Retype the complete listing exactly as it appears.

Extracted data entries
=======

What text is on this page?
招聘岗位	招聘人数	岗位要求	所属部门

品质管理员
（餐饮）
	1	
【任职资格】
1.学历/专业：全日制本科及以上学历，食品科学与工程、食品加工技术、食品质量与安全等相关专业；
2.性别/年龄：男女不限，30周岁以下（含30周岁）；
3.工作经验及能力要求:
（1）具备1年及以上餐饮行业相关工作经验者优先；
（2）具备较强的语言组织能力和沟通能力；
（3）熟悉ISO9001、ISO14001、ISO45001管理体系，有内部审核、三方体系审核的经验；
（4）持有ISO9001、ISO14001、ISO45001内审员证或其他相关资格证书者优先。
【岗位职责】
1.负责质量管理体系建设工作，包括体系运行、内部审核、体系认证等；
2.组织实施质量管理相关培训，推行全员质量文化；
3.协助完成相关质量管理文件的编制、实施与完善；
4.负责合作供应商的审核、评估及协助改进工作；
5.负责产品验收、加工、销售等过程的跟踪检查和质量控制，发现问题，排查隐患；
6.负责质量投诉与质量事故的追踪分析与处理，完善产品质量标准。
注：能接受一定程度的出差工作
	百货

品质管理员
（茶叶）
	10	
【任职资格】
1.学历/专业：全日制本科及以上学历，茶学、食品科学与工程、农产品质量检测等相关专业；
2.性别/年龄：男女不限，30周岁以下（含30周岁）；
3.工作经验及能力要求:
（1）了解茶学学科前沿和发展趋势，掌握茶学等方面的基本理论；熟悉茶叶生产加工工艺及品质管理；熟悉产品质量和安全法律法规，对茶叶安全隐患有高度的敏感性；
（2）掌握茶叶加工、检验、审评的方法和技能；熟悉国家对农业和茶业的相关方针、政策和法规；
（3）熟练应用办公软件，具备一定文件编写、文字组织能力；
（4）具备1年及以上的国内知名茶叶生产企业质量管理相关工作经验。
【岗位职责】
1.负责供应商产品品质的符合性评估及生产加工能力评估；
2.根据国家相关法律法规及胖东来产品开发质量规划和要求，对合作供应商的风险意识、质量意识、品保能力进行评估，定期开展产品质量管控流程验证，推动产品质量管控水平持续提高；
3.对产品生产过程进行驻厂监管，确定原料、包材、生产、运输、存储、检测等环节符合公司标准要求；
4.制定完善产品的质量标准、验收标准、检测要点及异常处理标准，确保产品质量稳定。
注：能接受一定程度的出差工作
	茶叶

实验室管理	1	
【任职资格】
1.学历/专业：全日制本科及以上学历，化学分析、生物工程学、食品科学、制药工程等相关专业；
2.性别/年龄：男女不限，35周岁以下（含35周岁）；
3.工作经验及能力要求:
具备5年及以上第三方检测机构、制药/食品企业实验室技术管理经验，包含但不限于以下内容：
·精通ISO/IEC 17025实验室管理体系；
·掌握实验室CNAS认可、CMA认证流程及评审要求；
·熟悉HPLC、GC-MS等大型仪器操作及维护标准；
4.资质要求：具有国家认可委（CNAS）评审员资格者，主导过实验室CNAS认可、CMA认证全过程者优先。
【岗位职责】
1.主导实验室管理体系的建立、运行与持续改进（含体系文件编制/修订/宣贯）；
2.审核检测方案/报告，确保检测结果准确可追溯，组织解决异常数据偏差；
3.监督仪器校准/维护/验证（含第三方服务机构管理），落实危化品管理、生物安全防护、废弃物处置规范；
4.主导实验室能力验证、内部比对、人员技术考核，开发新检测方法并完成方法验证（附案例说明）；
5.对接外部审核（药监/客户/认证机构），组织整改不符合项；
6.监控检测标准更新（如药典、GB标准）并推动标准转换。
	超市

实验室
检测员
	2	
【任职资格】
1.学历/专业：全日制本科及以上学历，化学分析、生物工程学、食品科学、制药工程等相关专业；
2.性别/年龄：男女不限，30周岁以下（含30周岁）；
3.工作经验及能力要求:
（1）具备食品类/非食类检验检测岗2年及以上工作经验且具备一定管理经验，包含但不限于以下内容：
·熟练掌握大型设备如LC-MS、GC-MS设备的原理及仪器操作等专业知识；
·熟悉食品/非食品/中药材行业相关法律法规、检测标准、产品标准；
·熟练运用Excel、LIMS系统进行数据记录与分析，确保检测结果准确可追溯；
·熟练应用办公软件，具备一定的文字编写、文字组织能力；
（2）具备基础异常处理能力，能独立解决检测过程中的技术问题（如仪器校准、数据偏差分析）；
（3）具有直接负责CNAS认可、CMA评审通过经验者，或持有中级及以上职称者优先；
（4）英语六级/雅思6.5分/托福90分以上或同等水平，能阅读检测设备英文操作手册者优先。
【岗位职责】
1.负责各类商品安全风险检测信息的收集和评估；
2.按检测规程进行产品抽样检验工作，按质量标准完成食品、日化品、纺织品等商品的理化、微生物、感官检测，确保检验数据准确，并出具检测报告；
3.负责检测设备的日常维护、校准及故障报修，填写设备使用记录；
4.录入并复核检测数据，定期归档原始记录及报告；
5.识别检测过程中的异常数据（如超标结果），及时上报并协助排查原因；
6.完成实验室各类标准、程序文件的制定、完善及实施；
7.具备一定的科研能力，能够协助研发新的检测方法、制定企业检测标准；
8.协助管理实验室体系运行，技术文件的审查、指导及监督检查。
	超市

=======

- Finished answer
What text is on this page?
招聘岗位	招聘人数	岗位要求	所属部门

品质管理员
（餐饮）
	1	
【任职资格】
1.学历/专业：全日制本科及以上学历，食品科学与工程、食品加工技术、食品质量与安全等相关专业；
2.性别/年龄：男女不限，30周岁以下（含30周岁）；
3.工作经验及能力要求:
（1）具备1年及以上餐饮行业相关工作经验者优先；
（2）具备较强的语言组织能力和沟通能力；
（3）熟悉ISO9001、ISO14001、ISO45001管理体系，有内部审核、三方体系审核的经验；
（4）持有ISO9001、ISO14001、ISO45001内审员证或其他相关资格证书者优先。
【岗位职责】
1.负责质量管理体系建设工作，包括体系运行、内部审核、体系认证等；
2.组织实施质量管理相关培训，推行全员质量文化；
3.协助完成相关质量管理文件的编制、实施与完善；
4.负责合作供应商的审核、评估及协助改进工作；
5.负责产品验收、加工、销售等过程的跟踪检查和质量控制，发现问题，排查隐患；
6.负责质量投诉与质量事故的追踪分析与处理，完善产品质量标准。
注：能接受一定程度的出差工作
	百货

品质管理员
（茶叶）
	10	
【任职资格】
1.学历/专业：全日制本科及以上学历，茶学、食品科学与工程、农产品质量检测等相关专业；
2.性别/年龄：男女不限，30周岁以下（含30周岁）；
3.工作经验及能力要求:
（1）了解茶学学科前沿和发展趋势，掌握茶学等方面的基本理论；熟悉茶叶生产加工工艺及品质管理；熟悉产品质量和安全法律法规，对茶叶安全隐患有高度的敏感性；
（2）掌握茶叶加工、检验、审评的方法和技能；熟悉国家对农业和茶业的相关方针、政策和法规；
（3）熟练应用办公软件，具备一定文件编写、文字组织能力；
（4）具备1年及以上的国内知名茶叶生产企业质量管理相关工作经验。
【岗位职责】
1.负责供应商产品品质的符合性评估及生产加工能力评估；
2.根据国家相关法律法规及胖东来产品开发质量规划和要求，对合作供应商的风险意识、质量意识、品保能力进行评估，定期开展产品质量管控流程验证，推动产品质量管控水平持续提高；
3.对产品生产过程进行驻厂监管，确定原料、包材、生产、运输、存储、检测等环节符合公司标准要求；
4.制定完善产品的质量标准、验收标准、检测要点及异常处理标准，确保产品质量稳定。
注：能接受一定程度的出差工作
	茶叶

实验室管理	1	
【任职资格】
1.学历/专业：全日制本科及以上学历，化学分析、生物工程学、食品科学、制药工程等相关专业；
2.性别/年龄：男女不限，35周岁以下（含35周岁）；
3.工作经验及能力要求:
具备5年及以上第三方检测机构、制药/食品企业实验室技术管理经验，包含但不限于以下内容：
·精通ISO/IEC 17025实验室管理体系；
·掌握实验室CNAS认可、CMA认证流程及评审要求；
·熟悉HPLC、GC-MS等大型仪器操作及维护标准；
4.资质要求：具有国家认可委（CNAS）评审员资格者，主导过实验室CNAS认可、CMA认证全过程者优先。
【岗位职责】
1.主导实验室管理体系的建立、运行与持续改进（含体系文件编制/修订/宣贯）；
2.审核检测方案/报告，确保检测结果准确可追溯，组织解决异常数据偏差；
3.监督仪器校准/维护/验证（含第三方服务机构管理），落实危化品管理、生物安全防护、废弃物处置规范；
4.主导实验室能力验证、内部比对、人员技术考核，开发新检测方法并完成方法验证（附案例说明）；
5.对接外部审核（药监/客户/认证机构），组织整改不符合项；
6.监控检测标准更新（如药典、GB标准）并推动标准转换。
	超市

实验室
检测员
	2	
【任职资格】
1.学历/专业：全日制本科及以上学历，化学分析、生物工程学、食品科学、制药工程等相关专业；
2.性别/年龄：男女不限，30周岁以下（含30周岁）；
3.工作经验及能力要求:
（1）具备食品类/非食类检验检测岗2年及以上工作经验且具备一定管理经验，包含但不限于以下内容：
·熟练掌握大型设备如LC-MS、GC-MS设备的原理及仪器操作等专业知识；
·熟悉食品/非食品/中药材行业相关法律法规、检测标准、产品标准；
·熟练运用Excel、LIMS系统进行数据记录与分析，确保检测结果准确可追溯；
·熟练应用办公软件，具备一定的文字编写、文字组织能力；
（2）具备基础异常处理能力，能独立解决检测过程中的技术问题（如仪器校准、数据偏差分析）；
（3）具有直接负责CNAS认可、CMA评审通过经验者，或持有中级及以上职称者优先；
（4）英语六级/雅思6.5分/托福90分以上或同等水平，能阅读检测设备英文操作手册者优先。
【岗位职责】
1.负责各类商品安全风险检测信息的收集和评估；
2.按检测规程进行产品抽样检验工作，按质量标准完成食品、日化品、纺织品等商品的理化、微生物、感官检测，确保检验数据准确，并出具检测报告；
3.负责检测设备的日常维护、校准及故障报修，填写设备使用记录；
4.录入并复核检测数据，定期归档原始记录及报告；
5.识别检测过程中的异常数据（如超标结果），及时上报并协助排查原因；
6.完成实验室各类标准、程序文件的制定、完善及实施；
7.具备一定的科研能力，能够协助研发新的检测方法、制定企业检测标准；
8.协助管理实验室体系运行，技术文件的审查、指导及监督检查。
	超市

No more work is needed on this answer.